### Records for the exercise
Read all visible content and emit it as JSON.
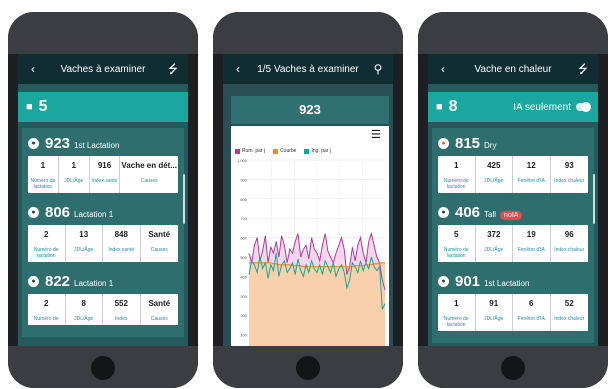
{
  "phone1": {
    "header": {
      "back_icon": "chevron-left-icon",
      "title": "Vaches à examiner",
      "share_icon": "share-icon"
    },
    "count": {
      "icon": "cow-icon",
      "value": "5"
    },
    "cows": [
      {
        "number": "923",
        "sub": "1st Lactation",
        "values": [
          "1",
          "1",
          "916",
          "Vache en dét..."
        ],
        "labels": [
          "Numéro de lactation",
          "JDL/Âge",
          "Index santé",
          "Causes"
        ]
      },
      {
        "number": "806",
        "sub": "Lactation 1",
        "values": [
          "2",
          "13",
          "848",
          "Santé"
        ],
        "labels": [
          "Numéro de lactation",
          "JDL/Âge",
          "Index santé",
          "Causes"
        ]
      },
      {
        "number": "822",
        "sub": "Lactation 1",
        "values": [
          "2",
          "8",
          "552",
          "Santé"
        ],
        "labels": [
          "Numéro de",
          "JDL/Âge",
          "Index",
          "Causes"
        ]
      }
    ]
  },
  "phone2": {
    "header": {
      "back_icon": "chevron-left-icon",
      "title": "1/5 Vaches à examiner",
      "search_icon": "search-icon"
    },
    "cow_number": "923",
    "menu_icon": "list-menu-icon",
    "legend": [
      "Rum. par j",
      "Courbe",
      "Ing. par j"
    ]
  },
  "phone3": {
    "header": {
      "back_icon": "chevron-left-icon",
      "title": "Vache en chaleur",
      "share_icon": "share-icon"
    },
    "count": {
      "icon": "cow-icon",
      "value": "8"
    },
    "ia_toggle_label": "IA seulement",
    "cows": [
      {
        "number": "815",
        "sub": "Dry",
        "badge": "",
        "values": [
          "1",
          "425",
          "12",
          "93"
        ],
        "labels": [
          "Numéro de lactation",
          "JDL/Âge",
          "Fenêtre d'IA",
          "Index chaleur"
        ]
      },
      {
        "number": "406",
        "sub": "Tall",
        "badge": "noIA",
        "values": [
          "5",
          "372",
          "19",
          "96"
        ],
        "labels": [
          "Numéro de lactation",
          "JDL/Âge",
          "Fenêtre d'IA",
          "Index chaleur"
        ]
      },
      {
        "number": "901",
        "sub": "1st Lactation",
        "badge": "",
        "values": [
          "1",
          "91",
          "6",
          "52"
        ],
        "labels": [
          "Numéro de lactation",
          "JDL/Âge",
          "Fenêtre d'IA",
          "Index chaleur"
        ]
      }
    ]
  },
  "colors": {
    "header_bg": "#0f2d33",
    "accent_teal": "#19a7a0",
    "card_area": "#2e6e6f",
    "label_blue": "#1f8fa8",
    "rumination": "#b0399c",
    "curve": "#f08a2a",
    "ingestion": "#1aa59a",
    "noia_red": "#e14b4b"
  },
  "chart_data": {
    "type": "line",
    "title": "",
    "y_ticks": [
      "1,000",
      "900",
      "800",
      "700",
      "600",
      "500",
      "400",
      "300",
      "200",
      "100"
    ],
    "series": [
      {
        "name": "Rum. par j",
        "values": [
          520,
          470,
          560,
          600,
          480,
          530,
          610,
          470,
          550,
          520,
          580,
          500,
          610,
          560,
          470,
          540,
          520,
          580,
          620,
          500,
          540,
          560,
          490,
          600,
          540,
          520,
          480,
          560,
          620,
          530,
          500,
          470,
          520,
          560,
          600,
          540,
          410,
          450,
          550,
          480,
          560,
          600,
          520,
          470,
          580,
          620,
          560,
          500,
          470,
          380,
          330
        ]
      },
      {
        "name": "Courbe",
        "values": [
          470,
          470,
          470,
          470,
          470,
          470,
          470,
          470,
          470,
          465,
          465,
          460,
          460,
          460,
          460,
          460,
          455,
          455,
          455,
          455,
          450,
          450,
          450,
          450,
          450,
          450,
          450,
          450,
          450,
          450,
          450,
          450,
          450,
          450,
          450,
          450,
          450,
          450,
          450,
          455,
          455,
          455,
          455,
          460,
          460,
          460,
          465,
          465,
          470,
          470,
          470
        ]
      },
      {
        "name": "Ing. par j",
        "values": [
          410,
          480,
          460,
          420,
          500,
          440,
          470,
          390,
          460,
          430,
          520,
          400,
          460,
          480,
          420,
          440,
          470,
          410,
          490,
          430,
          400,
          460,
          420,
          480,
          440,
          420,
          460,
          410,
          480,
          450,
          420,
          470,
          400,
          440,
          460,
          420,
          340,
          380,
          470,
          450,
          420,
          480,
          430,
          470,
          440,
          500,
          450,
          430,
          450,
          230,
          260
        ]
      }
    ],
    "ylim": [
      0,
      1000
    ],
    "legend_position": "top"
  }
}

--

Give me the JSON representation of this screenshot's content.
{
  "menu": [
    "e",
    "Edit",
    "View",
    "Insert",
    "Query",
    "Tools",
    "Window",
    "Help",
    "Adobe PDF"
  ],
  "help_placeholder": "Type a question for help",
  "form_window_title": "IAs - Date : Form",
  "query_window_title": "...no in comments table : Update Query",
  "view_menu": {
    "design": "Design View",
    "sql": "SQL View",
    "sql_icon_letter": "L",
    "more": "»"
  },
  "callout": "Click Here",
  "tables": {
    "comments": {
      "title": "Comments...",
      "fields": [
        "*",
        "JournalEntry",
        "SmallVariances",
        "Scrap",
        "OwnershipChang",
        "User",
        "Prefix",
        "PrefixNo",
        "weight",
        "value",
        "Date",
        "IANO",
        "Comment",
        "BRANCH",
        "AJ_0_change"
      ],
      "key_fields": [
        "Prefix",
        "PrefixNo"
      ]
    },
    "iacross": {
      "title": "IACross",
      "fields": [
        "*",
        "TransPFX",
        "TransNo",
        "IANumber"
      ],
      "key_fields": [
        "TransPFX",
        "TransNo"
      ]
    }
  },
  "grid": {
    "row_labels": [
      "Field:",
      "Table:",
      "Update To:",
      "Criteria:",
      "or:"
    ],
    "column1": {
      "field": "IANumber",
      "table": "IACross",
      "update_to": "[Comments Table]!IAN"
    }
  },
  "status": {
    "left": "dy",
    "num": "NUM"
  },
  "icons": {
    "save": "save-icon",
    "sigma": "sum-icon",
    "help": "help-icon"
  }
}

### Directive
Copy out each line of the entries that holds "Vaches".

### Response to the exercise
      "title": "Vaches à examiner",
      "title": "1/5 Vaches à examiner",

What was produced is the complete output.